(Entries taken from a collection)
......

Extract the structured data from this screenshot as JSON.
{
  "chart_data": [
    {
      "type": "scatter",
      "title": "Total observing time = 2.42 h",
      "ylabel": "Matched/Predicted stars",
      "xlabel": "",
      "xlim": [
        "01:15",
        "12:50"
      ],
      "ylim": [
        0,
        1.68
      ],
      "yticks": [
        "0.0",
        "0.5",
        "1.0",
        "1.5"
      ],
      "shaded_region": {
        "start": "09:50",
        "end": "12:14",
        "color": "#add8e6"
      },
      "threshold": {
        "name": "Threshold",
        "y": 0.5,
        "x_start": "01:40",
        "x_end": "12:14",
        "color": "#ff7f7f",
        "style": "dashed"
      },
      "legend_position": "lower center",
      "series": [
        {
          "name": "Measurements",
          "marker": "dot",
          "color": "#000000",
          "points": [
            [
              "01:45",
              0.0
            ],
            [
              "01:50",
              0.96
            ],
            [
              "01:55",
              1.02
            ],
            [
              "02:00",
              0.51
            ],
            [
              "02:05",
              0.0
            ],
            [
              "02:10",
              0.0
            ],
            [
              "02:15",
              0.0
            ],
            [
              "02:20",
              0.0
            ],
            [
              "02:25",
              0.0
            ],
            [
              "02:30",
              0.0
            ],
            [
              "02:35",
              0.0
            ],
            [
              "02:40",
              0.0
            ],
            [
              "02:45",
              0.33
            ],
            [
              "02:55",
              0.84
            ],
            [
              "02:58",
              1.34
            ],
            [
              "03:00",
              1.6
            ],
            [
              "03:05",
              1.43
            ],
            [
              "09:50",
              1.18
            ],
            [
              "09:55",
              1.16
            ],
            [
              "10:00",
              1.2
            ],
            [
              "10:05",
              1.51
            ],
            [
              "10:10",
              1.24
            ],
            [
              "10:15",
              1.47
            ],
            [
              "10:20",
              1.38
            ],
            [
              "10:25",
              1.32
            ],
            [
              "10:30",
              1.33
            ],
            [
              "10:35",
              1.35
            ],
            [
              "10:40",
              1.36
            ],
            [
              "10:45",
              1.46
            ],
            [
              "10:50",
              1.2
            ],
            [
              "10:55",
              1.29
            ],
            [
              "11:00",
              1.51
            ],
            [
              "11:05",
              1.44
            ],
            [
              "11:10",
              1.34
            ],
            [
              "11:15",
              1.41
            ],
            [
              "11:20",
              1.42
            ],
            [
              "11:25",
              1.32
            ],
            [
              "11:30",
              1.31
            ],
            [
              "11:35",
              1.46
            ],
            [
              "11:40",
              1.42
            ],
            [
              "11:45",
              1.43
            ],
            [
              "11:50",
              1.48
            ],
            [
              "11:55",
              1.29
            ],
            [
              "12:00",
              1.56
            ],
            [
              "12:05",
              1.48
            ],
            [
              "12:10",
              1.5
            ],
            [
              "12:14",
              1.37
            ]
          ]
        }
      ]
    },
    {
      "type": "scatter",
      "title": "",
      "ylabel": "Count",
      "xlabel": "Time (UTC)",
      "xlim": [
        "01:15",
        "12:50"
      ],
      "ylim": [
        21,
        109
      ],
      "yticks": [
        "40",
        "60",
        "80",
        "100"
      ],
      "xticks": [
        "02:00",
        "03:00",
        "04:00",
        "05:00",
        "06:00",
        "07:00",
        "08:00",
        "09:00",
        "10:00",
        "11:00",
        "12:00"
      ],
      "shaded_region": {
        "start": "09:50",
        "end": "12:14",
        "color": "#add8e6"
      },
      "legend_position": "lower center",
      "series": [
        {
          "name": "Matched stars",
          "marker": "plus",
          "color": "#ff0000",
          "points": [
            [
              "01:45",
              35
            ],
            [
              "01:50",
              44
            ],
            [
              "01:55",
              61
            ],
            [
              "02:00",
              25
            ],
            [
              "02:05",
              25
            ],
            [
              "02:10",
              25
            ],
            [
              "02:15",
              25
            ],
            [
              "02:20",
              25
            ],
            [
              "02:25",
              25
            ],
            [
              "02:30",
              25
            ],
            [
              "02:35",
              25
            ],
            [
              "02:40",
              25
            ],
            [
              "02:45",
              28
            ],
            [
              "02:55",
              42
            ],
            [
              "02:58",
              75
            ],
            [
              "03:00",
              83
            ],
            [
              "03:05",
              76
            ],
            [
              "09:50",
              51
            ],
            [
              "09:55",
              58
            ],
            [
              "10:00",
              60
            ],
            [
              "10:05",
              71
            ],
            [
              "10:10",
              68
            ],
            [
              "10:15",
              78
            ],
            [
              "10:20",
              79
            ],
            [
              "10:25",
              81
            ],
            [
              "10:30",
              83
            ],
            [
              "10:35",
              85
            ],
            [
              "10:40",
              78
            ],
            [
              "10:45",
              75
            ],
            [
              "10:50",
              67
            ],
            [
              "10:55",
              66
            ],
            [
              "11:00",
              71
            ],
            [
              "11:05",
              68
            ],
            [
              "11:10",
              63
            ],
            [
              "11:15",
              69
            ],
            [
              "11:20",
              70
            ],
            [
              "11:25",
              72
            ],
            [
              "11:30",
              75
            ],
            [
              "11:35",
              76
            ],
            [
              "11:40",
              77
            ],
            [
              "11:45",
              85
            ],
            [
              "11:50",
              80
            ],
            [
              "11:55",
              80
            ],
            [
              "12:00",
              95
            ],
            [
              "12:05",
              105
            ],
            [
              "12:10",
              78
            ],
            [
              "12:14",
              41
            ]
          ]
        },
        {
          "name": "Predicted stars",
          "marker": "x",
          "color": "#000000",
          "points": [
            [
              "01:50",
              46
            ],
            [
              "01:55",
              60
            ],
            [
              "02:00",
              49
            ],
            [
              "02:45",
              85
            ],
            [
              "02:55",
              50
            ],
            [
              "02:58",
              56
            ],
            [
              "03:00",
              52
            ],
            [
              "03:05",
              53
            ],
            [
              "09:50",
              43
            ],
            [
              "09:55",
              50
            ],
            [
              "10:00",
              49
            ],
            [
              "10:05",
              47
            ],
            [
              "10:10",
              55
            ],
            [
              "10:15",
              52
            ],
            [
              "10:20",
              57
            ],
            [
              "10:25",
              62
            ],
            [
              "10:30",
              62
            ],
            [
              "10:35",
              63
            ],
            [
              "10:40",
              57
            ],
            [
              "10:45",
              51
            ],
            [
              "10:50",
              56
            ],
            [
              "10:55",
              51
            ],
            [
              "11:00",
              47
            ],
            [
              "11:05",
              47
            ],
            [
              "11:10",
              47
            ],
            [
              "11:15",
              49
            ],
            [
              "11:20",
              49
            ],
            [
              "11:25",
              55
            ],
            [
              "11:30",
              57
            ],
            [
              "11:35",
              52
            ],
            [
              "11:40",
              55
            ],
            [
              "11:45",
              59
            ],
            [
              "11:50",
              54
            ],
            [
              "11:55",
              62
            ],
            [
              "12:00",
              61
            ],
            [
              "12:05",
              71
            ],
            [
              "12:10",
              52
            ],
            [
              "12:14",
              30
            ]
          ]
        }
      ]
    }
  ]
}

......

Aim
Go through the listing above and restate it word for word.

Correct response
Extract the structured data from this screenshot as JSON.
{
  "chart_data": [
    {
      "type": "scatter",
      "title": "Total observing time = 2.42 h",
      "ylabel": "Matched/Predicted stars",
      "xlabel": "",
      "xlim": [
        "01:15",
        "12:50"
      ],
      "ylim": [
        0,
        1.68
      ],
      "yticks": [
        "0.0",
        "0.5",
        "1.0",
        "1.5"
      ],
      "shaded_region": {
        "start": "09:50",
        "end": "12:14",
        "color": "#add8e6"
      },
      "threshold": {
        "name": "Threshold",
        "y": 0.5,
        "x_start": "01:40",
        "x_end": "12:14",
        "color": "#ff7f7f",
        "style": "dashed"
      },
      "legend_position": "lower center",
      "series": [
        {
          "name": "Measurements",
          "marker": "dot",
          "color": "#000000",
          "points": [
            [
              "01:45",
              0.0
            ],
            [
              "01:50",
              0.96
            ],
            [
              "01:55",
              1.02
            ],
            [
              "02:00",
              0.51
            ],
            [
              "02:05",
              0.0
            ],
            [
              "02:10",
              0.0
            ],
            [
              "02:15",
              0.0
            ],
            [
              "02:20",
              0.0
            ],
            [
              "02:25",
              0.0
            ],
            [
              "02:30",
              0.0
            ],
            [
              "02:35",
              0.0
            ],
            [
              "02:40",
              0.0
            ],
            [
              "02:45",
              0.33
            ],
            [
              "02:55",
              0.84
            ],
            [
              "02:58",
              1.34
            ],
            [
              "03:00",
              1.6
            ],
            [
              "03:05",
              1.43
            ],
            [
              "09:50",
              1.18
            ],
            [
              "09:55",
              1.16
            ],
            [
              "10:00",
              1.2
            ],
            [
              "10:05",
              1.51
            ],
            [
              "10:10",
              1.24
            ],
            [
              "10:15",
              1.47
            ],
            [
              "10:20",
              1.38
            ],
            [
              "10:25",
              1.32
            ],
            [
              "10:30",
              1.33
            ],
            [
              "10:35",
              1.35
            ],
            [
              "10:40",
              1.36
            ],
            [
              "10:45",
              1.46
            ],
            [
              "10:50",
              1.2
            ],
            [
              "10:55",
              1.29
            ],
            [
              "11:00",
              1.51
            ],
            [
              "11:05",
              1.44
            ],
            [
              "11:10",
              1.34
            ],
            [
              "11:15",
              1.41
            ],
            [
              "11:20",
              1.42
            ],
            [
              "11:25",
              1.32
            ],
            [
              "11:30",
              1.31
            ],
            [
              "11:35",
              1.46
            ],
            [
              "11:40",
              1.42
            ],
            [
              "11:45",
              1.43
            ],
            [
              "11:50",
              1.48
            ],
            [
              "11:55",
              1.29
            ],
            [
              "12:00",
              1.56
            ],
            [
              "12:05",
              1.48
            ],
            [
              "12:10",
              1.5
            ],
            [
              "12:14",
              1.37
            ]
          ]
        }
      ]
    },
    {
      "type": "scatter",
      "title": "",
      "ylabel": "Count",
      "xlabel": "Time (UTC)",
      "xlim": [
        "01:15",
        "12:50"
      ],
      "ylim": [
        21,
        109
      ],
      "yticks": [
        "40",
        "60",
        "80",
        "100"
      ],
      "xticks": [
        "02:00",
        "03:00",
        "04:00",
        "05:00",
        "06:00",
        "07:00",
        "08:00",
        "09:00",
        "10:00",
        "11:00",
        "12:00"
      ],
      "shaded_region": {
        "start": "09:50",
        "end": "12:14",
        "color": "#add8e6"
      },
      "legend_position": "lower center",
      "series": [
        {
          "name": "Matched stars",
          "marker": "plus",
          "color": "#ff0000",
          "points": [
            [
              "01:45",
              35
            ],
            [
              "01:50",
              44
            ],
            [
              "01:55",
              61
            ],
            [
              "02:00",
              25
            ],
            [
              "02:05",
              25
            ],
            [
              "02:10",
              25
            ],
            [
              "02:15",
              25
            ],
            [
              "02:20",
              25
            ],
            [
              "02:25",
              25
            ],
            [
              "02:30",
              25
            ],
            [
              "02:35",
              25
            ],
            [
              "02:40",
              25
            ],
            [
              "02:45",
              28
            ],
            [
              "02:55",
              42
            ],
            [
              "02:58",
              75
            ],
            [
              "03:00",
              83
            ],
            [
              "03:05",
              76
            ],
            [
              "09:50",
              51
            ],
            [
              "09:55",
              58
            ],
            [
              "10:00",
              60
            ],
            [
              "10:05",
              71
            ],
            [
              "10:10",
              68
            ],
            [
              "10:15",
              78
            ],
            [
              "10:20",
              79
            ],
            [
              "10:25",
              81
            ],
            [
              "10:30",
              83
            ],
            [
              "10:35",
              85
            ],
            [
              "10:40",
              78
            ],
            [
              "10:45",
              75
            ],
            [
              "10:50",
              67
            ],
            [
              "10:55",
              66
            ],
            [
              "11:00",
              71
            ],
            [
              "11:05",
              68
            ],
            [
              "11:10",
              63
            ],
            [
              "11:15",
              69
            ],
            [
              "11:20",
              70
            ],
            [
              "11:25",
              72
            ],
            [
              "11:30",
              75
            ],
            [
              "11:35",
              76
            ],
            [
              "11:40",
              77
            ],
            [
              "11:45",
              85
            ],
            [
              "11:50",
              80
            ],
            [
              "11:55",
              80
            ],
            [
              "12:00",
              95
            ],
            [
              "12:05",
              105
            ],
            [
              "12:10",
              78
            ],
            [
              "12:14",
              41
            ]
          ]
        },
        {
          "name": "Predicted stars",
          "marker": "x",
          "color": "#000000",
          "points": [
            [
              "01:50",
              46
            ],
            [
              "01:55",
              60
            ],
            [
              "02:00",
              49
            ],
            [
              "02:45",
              85
            ],
            [
              "02:55",
              50
            ],
            [
              "02:58",
              56
            ],
            [
              "03:00",
              52
            ],
            [
              "03:05",
              53
            ],
            [
              "09:50",
              43
            ],
            [
              "09:55",
              50
            ],
            [
              "10:00",
              49
            ],
            [
              "10:05",
              47
            ],
            [
              "10:10",
              55
            ],
            [
              "10:15",
              52
            ],
            [
              "10:20",
              57
            ],
            [
              "10:25",
              62
            ],
            [
              "10:30",
              62
            ],
            [
              "10:35",
              63
            ],
            [
              "10:40",
              57
            ],
            [
              "10:45",
              51
            ],
            [
              "10:50",
              56
            ],
            [
              "10:55",
              51
            ],
            [
              "11:00",
              47
            ],
            [
              "11:05",
              47
            ],
            [
              "11:10",
              47
            ],
            [
              "11:15",
              49
            ],
            [
              "11:20",
              49
            ],
            [
              "11:25",
              55
            ],
            [
              "11:30",
              57
            ],
            [
              "11:35",
              52
            ],
            [
              "11:40",
              55
            ],
            [
              "11:45",
              59
            ],
            [
              "11:50",
              54
            ],
            [
              "11:55",
              62
            ],
            [
              "12:00",
              61
            ],
            [
              "12:05",
              71
            ],
            [
              "12:10",
              52
            ],
            [
              "12:14",
              30
            ]
          ]
        }
      ]
    }
  ]
}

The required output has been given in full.